■ Problem statement ■
Can you reproduce the data beneath, keeping every line exact?

■ Listed entries ■
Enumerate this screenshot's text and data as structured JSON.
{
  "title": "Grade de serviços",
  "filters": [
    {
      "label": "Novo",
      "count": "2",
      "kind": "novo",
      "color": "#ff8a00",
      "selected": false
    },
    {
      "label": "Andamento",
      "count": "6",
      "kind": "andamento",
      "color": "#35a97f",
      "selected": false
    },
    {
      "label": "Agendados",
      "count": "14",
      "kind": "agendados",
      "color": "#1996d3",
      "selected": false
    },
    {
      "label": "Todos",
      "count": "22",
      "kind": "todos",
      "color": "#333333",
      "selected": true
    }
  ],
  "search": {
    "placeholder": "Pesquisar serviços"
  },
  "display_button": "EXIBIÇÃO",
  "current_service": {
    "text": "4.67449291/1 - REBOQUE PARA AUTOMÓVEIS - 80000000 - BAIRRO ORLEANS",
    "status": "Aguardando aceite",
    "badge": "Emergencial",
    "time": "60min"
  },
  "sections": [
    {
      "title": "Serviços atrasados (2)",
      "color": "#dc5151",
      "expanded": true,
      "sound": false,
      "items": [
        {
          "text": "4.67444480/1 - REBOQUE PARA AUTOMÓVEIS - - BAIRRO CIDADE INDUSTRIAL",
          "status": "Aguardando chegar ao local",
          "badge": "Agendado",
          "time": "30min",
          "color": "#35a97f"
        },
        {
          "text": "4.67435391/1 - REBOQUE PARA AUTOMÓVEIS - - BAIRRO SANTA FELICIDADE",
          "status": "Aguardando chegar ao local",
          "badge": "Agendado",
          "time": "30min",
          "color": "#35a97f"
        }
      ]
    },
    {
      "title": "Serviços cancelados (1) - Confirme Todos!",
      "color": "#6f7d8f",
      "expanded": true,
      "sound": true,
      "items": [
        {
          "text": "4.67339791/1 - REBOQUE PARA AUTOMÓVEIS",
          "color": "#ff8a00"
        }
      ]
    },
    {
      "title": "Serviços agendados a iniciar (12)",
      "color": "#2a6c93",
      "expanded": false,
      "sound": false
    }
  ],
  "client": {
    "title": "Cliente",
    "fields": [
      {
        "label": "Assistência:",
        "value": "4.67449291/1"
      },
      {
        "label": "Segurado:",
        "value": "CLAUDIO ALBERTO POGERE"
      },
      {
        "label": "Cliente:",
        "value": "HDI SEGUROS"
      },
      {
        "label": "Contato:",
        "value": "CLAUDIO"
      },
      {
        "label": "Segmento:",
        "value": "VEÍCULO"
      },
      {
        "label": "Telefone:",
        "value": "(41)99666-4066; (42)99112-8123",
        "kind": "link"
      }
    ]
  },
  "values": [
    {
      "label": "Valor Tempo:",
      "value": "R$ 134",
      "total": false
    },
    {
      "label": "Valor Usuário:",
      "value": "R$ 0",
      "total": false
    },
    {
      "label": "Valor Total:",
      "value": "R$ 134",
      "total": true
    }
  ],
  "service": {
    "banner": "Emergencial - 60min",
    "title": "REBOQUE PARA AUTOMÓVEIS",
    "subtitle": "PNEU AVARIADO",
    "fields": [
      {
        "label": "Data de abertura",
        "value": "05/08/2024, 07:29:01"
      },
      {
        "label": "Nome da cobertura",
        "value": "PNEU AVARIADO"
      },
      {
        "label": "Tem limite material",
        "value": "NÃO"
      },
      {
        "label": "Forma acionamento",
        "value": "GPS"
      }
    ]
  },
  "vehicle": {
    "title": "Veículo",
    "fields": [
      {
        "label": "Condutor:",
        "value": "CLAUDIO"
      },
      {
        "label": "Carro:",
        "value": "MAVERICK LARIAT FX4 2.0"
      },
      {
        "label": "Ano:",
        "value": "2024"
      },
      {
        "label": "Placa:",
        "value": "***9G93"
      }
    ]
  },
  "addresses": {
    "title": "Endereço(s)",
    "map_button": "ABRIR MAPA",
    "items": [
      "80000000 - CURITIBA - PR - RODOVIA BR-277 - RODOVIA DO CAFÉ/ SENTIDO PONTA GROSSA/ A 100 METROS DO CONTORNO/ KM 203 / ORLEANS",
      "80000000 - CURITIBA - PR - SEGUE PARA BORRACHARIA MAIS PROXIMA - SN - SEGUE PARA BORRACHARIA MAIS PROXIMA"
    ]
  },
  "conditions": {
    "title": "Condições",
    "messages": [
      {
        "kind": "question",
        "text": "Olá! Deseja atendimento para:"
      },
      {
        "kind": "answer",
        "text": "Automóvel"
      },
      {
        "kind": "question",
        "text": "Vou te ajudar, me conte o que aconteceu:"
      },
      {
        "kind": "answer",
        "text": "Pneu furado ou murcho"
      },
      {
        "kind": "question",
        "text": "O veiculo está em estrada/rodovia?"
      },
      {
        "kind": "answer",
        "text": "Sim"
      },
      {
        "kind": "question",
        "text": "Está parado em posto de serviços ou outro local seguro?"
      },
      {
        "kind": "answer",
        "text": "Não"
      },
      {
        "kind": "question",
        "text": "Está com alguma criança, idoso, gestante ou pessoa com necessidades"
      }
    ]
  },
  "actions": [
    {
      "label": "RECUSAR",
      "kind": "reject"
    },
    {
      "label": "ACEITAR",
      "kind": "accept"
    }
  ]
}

■ Result for this task ■
Enumerate this screenshot's text and data as structured JSON.
{
  "title": "Grade de serviços",
  "filters": [
    {
      "label": "Novo",
      "count": "2",
      "kind": "novo",
      "color": "#ff8a00",
      "selected": false
    },
    {
      "label": "Andamento",
      "count": "6",
      "kind": "andamento",
      "color": "#35a97f",
      "selected": false
    },
    {
      "label": "Agendados",
      "count": "14",
      "kind": "agendados",
      "color": "#1996d3",
      "selected": false
    },
    {
      "label": "Todos",
      "count": "22",
      "kind": "todos",
      "color": "#333333",
      "selected": true
    }
  ],
  "search": {
    "placeholder": "Pesquisar serviços"
  },
  "display_button": "EXIBIÇÃO",
  "current_service": {
    "text": "4.67449291/1 - REBOQUE PARA AUTOMÓVEIS - 80000000 - BAIRRO ORLEANS",
    "status": "Aguardando aceite",
    "badge": "Emergencial",
    "time": "60min"
  },
  "sections": [
    {
      "title": "Serviços atrasados (2)",
      "color": "#dc5151",
      "expanded": true,
      "sound": false,
      "items": [
        {
          "text": "4.67444480/1 - REBOQUE PARA AUTOMÓVEIS - - BAIRRO CIDADE INDUSTRIAL",
          "status": "Aguardando chegar ao local",
          "badge": "Agendado",
          "time": "30min",
          "color": "#35a97f"
        },
        {
          "text": "4.67435391/1 - REBOQUE PARA AUTOMÓVEIS - - BAIRRO SANTA FELICIDADE",
          "status": "Aguardando chegar ao local",
          "badge": "Agendado",
          "time": "30min",
          "color": "#35a97f"
        }
      ]
    },
    {
      "title": "Serviços cancelados (1) - Confirme Todos!",
      "color": "#6f7d8f",
      "expanded": true,
      "sound": true,
      "items": [
        {
          "text": "4.67339791/1 - REBOQUE PARA AUTOMÓVEIS",
          "color": "#ff8a00"
        }
      ]
    },
    {
      "title": "Serviços agendados a iniciar (12)",
      "color": "#2a6c93",
      "expanded": false,
      "sound": false
    }
  ],
  "client": {
    "title": "Cliente",
    "fields": [
      {
        "label": "Assistência:",
        "value": "4.67449291/1"
      },
      {
        "label": "Segurado:",
        "value": "CLAUDIO ALBERTO POGERE"
      },
      {
        "label": "Cliente:",
        "value": "HDI SEGUROS"
      },
      {
        "label": "Contato:",
        "value": "CLAUDIO"
      },
      {
        "label": "Segmento:",
        "value": "VEÍCULO"
      },
      {
        "label": "Telefone:",
        "value": "(41)99666-4066; (42)99112-8123",
        "kind": "link"
      }
    ]
  },
  "values": [
    {
      "label": "Valor Tempo:",
      "value": "R$ 134",
      "total": false
    },
    {
      "label": "Valor Usuário:",
      "value": "R$ 0",
      "total": false
    },
    {
      "label": "Valor Total:",
      "value": "R$ 134",
      "total": true
    }
  ],
  "service": {
    "banner": "Emergencial - 60min",
    "title": "REBOQUE PARA AUTOMÓVEIS",
    "subtitle": "PNEU AVARIADO",
    "fields": [
      {
        "label": "Data de abertura",
        "value": "05/08/2024, 07:29:01"
      },
      {
        "label": "Nome da cobertura",
        "value": "PNEU AVARIADO"
      },
      {
        "label": "Tem limite material",
        "value": "NÃO"
      },
      {
        "label": "Forma acionamento",
        "value": "GPS"
      }
    ]
  },
  "vehicle": {
    "title": "Veículo",
    "fields": [
      {
        "label": "Condutor:",
        "value": "CLAUDIO"
      },
      {
        "label": "Carro:",
        "value": "MAVERICK LARIAT FX4 2.0"
      },
      {
        "label": "Ano:",
        "value": "2024"
      },
      {
        "label": "Placa:",
        "value": "***9G93"
      }
    ]
  },
  "addresses": {
    "title": "Endereço(s)",
    "map_button": "ABRIR MAPA",
    "items": [
      "80000000 - CURITIBA - PR - RODOVIA BR-277 - RODOVIA DO CAFÉ/ SENTIDO PONTA GROSSA/ A 100 METROS DO CONTORNO/ KM 203 / ORLEANS",
      "80000000 - CURITIBA - PR - SEGUE PARA BORRACHARIA MAIS PROXIMA - SN - SEGUE PARA BORRACHARIA MAIS PROXIMA"
    ]
  },
  "conditions": {
    "title": "Condições",
    "messages": [
      {
        "kind": "question",
        "text": "Olá! Deseja atendimento para:"
      },
      {
        "kind": "answer",
        "text": "Automóvel"
      },
      {
        "kind": "question",
        "text": "Vou te ajudar, me conte o que aconteceu:"
      },
      {
        "kind": "answer",
        "text": "Pneu furado ou murcho"
      },
      {
        "kind": "question",
        "text": "O veiculo está em estrada/rodovia?"
      },
      {
        "kind": "answer",
        "text": "Sim"
      },
      {
        "kind": "question",
        "text": "Está parado em posto de serviços ou outro local seguro?"
      },
      {
        "kind": "answer",
        "text": "Não"
      },
      {
        "kind": "question",
        "text": "Está com alguma criança, idoso, gestante ou pessoa com necessidades"
      }
    ]
  },
  "actions": [
    {
      "label": "RECUSAR",
      "kind": "reject"
    },
    {
      "label": "ACEITAR",
      "kind": "accept"
    }
  ]
}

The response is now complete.